TASK DIRECTIONS: Extract the full set of records that follows, word for word.

──────── THE INPUT

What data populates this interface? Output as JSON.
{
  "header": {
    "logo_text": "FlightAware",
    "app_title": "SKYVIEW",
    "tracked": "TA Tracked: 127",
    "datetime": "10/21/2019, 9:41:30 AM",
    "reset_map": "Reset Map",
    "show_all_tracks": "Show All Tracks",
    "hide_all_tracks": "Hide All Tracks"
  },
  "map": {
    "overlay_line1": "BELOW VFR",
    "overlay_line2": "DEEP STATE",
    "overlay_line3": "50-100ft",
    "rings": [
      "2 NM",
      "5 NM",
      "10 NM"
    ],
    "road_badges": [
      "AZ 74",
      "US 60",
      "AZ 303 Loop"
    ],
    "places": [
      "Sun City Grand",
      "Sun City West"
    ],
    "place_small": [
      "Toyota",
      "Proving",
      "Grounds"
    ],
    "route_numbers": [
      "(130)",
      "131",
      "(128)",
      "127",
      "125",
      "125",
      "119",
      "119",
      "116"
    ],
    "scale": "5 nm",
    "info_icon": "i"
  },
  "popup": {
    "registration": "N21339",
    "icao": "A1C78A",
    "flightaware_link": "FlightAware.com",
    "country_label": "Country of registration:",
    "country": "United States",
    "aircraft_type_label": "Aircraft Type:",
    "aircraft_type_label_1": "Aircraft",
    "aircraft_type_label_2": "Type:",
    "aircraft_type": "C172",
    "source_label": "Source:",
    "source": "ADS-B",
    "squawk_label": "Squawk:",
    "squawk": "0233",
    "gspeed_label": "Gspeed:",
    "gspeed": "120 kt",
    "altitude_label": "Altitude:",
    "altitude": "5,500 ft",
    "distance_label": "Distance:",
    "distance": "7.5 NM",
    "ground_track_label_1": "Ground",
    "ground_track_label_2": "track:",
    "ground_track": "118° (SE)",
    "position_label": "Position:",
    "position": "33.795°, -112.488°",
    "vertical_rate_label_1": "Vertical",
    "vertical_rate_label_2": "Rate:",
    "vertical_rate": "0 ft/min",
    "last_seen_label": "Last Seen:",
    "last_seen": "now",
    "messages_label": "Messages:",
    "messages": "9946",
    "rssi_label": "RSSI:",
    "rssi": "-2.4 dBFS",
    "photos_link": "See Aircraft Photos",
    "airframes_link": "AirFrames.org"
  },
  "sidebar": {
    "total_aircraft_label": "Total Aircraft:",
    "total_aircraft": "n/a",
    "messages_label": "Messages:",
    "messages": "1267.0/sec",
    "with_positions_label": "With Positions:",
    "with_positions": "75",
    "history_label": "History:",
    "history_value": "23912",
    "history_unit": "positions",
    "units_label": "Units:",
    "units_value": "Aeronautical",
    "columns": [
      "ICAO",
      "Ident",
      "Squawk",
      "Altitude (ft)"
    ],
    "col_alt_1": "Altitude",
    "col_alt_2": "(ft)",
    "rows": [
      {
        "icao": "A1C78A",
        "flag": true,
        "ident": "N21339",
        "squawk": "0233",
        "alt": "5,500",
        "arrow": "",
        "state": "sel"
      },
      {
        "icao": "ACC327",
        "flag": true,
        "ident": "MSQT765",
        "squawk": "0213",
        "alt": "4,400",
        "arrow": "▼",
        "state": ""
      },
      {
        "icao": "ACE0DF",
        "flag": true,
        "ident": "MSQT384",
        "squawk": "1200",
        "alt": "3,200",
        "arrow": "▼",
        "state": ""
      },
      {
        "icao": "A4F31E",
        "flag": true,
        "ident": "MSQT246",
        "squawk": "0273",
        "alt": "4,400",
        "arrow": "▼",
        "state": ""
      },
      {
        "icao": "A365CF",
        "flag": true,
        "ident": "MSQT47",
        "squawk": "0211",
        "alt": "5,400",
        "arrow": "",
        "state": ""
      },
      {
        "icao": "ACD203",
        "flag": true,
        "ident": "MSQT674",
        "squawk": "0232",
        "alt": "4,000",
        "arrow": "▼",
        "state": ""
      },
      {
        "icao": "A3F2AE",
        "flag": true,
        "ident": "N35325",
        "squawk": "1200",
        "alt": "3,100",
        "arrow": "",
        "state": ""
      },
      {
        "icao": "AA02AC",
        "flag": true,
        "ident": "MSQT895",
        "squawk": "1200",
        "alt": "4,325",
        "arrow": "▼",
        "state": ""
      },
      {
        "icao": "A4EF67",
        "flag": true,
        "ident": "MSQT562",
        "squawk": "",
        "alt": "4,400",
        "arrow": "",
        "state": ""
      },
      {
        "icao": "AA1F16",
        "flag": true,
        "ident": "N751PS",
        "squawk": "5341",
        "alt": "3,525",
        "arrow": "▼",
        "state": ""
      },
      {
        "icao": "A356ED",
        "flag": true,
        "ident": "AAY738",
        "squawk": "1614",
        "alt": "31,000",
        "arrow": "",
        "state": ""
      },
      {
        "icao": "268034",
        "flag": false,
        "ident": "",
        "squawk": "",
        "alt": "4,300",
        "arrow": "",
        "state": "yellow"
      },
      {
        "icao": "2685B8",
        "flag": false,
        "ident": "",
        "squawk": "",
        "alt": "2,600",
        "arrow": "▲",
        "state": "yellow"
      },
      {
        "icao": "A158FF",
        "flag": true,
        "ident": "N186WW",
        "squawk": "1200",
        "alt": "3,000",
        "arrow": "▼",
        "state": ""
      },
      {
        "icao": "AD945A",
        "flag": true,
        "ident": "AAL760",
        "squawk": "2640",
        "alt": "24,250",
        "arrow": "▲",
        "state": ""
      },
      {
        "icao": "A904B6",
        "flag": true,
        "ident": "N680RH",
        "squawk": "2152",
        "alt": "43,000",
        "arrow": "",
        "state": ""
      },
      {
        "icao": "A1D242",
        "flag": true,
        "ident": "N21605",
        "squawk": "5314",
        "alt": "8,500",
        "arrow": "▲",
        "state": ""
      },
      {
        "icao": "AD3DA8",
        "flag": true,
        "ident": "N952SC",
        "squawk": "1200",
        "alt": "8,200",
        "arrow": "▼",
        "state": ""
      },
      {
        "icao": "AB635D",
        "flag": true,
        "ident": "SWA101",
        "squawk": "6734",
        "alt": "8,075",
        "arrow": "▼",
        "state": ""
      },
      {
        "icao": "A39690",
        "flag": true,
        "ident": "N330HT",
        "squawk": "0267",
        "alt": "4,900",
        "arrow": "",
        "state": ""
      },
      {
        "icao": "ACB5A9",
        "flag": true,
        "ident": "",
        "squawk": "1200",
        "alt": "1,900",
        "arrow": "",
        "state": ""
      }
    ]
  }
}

────────────────

TASK OUTPUT:
What data populates this interface? Output as JSON.
{
  "header": {
    "logo_text": "FlightAware",
    "app_title": "SKYVIEW",
    "tracked": "TA Tracked: 127",
    "datetime": "10/21/2019, 9:41:30 AM",
    "reset_map": "Reset Map",
    "show_all_tracks": "Show All Tracks",
    "hide_all_tracks": "Hide All Tracks"
  },
  "map": {
    "overlay_line1": "BELOW VFR",
    "overlay_line2": "DEEP STATE",
    "overlay_line3": "50-100ft",
    "rings": [
      "2 NM",
      "5 NM",
      "10 NM"
    ],
    "road_badges": [
      "AZ 74",
      "US 60",
      "AZ 303 Loop"
    ],
    "places": [
      "Sun City Grand",
      "Sun City West"
    ],
    "place_small": [
      "Toyota",
      "Proving",
      "Grounds"
    ],
    "route_numbers": [
      "(130)",
      "131",
      "(128)",
      "127",
      "125",
      "125",
      "119",
      "119",
      "116"
    ],
    "scale": "5 nm",
    "info_icon": "i"
  },
  "popup": {
    "registration": "N21339",
    "icao": "A1C78A",
    "flightaware_link": "FlightAware.com",
    "country_label": "Country of registration:",
    "country": "United States",
    "aircraft_type_label": "Aircraft Type:",
    "aircraft_type_label_1": "Aircraft",
    "aircraft_type_label_2": "Type:",
    "aircraft_type": "C172",
    "source_label": "Source:",
    "source": "ADS-B",
    "squawk_label": "Squawk:",
    "squawk": "0233",
    "gspeed_label": "Gspeed:",
    "gspeed": "120 kt",
    "altitude_label": "Altitude:",
    "altitude": "5,500 ft",
    "distance_label": "Distance:",
    "distance": "7.5 NM",
    "ground_track_label_1": "Ground",
    "ground_track_label_2": "track:",
    "ground_track": "118° (SE)",
    "position_label": "Position:",
    "position": "33.795°, -112.488°",
    "vertical_rate_label_1": "Vertical",
    "vertical_rate_label_2": "Rate:",
    "vertical_rate": "0 ft/min",
    "last_seen_label": "Last Seen:",
    "last_seen": "now",
    "messages_label": "Messages:",
    "messages": "9946",
    "rssi_label": "RSSI:",
    "rssi": "-2.4 dBFS",
    "photos_link": "See Aircraft Photos",
    "airframes_link": "AirFrames.org"
  },
  "sidebar": {
    "total_aircraft_label": "Total Aircraft:",
    "total_aircraft": "n/a",
    "messages_label": "Messages:",
    "messages": "1267.0/sec",
    "with_positions_label": "With Positions:",
    "with_positions": "75",
    "history_label": "History:",
    "history_value": "23912",
    "history_unit": "positions",
    "units_label": "Units:",
    "units_value": "Aeronautical",
    "columns": [
      "ICAO",
      "Ident",
      "Squawk",
      "Altitude (ft)"
    ],
    "col_alt_1": "Altitude",
    "col_alt_2": "(ft)",
    "rows": [
      {
        "icao": "A1C78A",
        "flag": true,
        "ident": "N21339",
        "squawk": "0233",
        "alt": "5,500",
        "arrow": "",
        "state": "sel"
      },
      {
        "icao": "ACC327",
        "flag": true,
        "ident": "MSQT765",
        "squawk": "0213",
        "alt": "4,400",
        "arrow": "▼",
        "state": ""
      },
      {
        "icao": "ACE0DF",
        "flag": true,
        "ident": "MSQT384",
        "squawk": "1200",
        "alt": "3,200",
        "arrow": "▼",
        "state": ""
      },
      {
        "icao": "A4F31E",
        "flag": true,
        "ident": "MSQT246",
        "squawk": "0273",
        "alt": "4,400",
        "arrow": "▼",
        "state": ""
      },
      {
        "icao": "A365CF",
        "flag": true,
        "ident": "MSQT47",
        "squawk": "0211",
        "alt": "5,400",
        "arrow": "",
        "state": ""
      },
      {
        "icao": "ACD203",
        "flag": true,
        "ident": "MSQT674",
        "squawk": "0232",
        "alt": "4,000",
        "arrow": "▼",
        "state": ""
      },
      {
        "icao": "A3F2AE",
        "flag": true,
        "ident": "N35325",
        "squawk": "1200",
        "alt": "3,100",
        "arrow": "",
        "state": ""
      },
      {
        "icao": "AA02AC",
        "flag": true,
        "ident": "MSQT895",
        "squawk": "1200",
        "alt": "4,325",
        "arrow": "▼",
        "state": ""
      },
      {
        "icao": "A4EF67",
        "flag": true,
        "ident": "MSQT562",
        "squawk": "",
        "alt": "4,400",
        "arrow": "",
        "state": ""
      },
      {
        "icao": "AA1F16",
        "flag": true,
        "ident": "N751PS",
        "squawk": "5341",
        "alt": "3,525",
        "arrow": "▼",
        "state": ""
      },
      {
        "icao": "A356ED",
        "flag": true,
        "ident": "AAY738",
        "squawk": "1614",
        "alt": "31,000",
        "arrow": "",
        "state": ""
      },
      {
        "icao": "268034",
        "flag": false,
        "ident": "",
        "squawk": "",
        "alt": "4,300",
        "arrow": "",
        "state": "yellow"
      },
      {
        "icao": "2685B8",
        "flag": false,
        "ident": "",
        "squawk": "",
        "alt": "2,600",
        "arrow": "▲",
        "state": "yellow"
      },
      {
        "icao": "A158FF",
        "flag": true,
        "ident": "N186WW",
        "squawk": "1200",
        "alt": "3,000",
        "arrow": "▼",
        "state": ""
      },
      {
        "icao": "AD945A",
        "flag": true,
        "ident": "AAL760",
        "squawk": "2640",
        "alt": "24,250",
        "arrow": "▲",
        "state": ""
      },
      {
        "icao": "A904B6",
        "flag": true,
        "ident": "N680RH",
        "squawk": "2152",
        "alt": "43,000",
        "arrow": "",
        "state": ""
      },
      {
        "icao": "A1D242",
        "flag": true,
        "ident": "N21605",
        "squawk": "5314",
        "alt": "8,500",
        "arrow": "▲",
        "state": ""
      },
      {
        "icao": "AD3DA8",
        "flag": true,
        "ident": "N952SC",
        "squawk": "1200",
        "alt": "8,200",
        "arrow": "▼",
        "state": ""
      },
      {
        "icao": "AB635D",
        "flag": true,
        "ident": "SWA101",
        "squawk": "6734",
        "alt": "8,075",
        "arrow": "▼",
        "state": ""
      },
      {
        "icao": "A39690",
        "flag": true,
        "ident": "N330HT",
        "squawk": "0267",
        "alt": "4,900",
        "arrow": "",
        "state": ""
      },
      {
        "icao": "ACB5A9",
        "flag": true,
        "ident": "",
        "squawk": "1200",
        "alt": "1,900",
        "arrow": "",
        "state": ""
      }
    ]
  }
}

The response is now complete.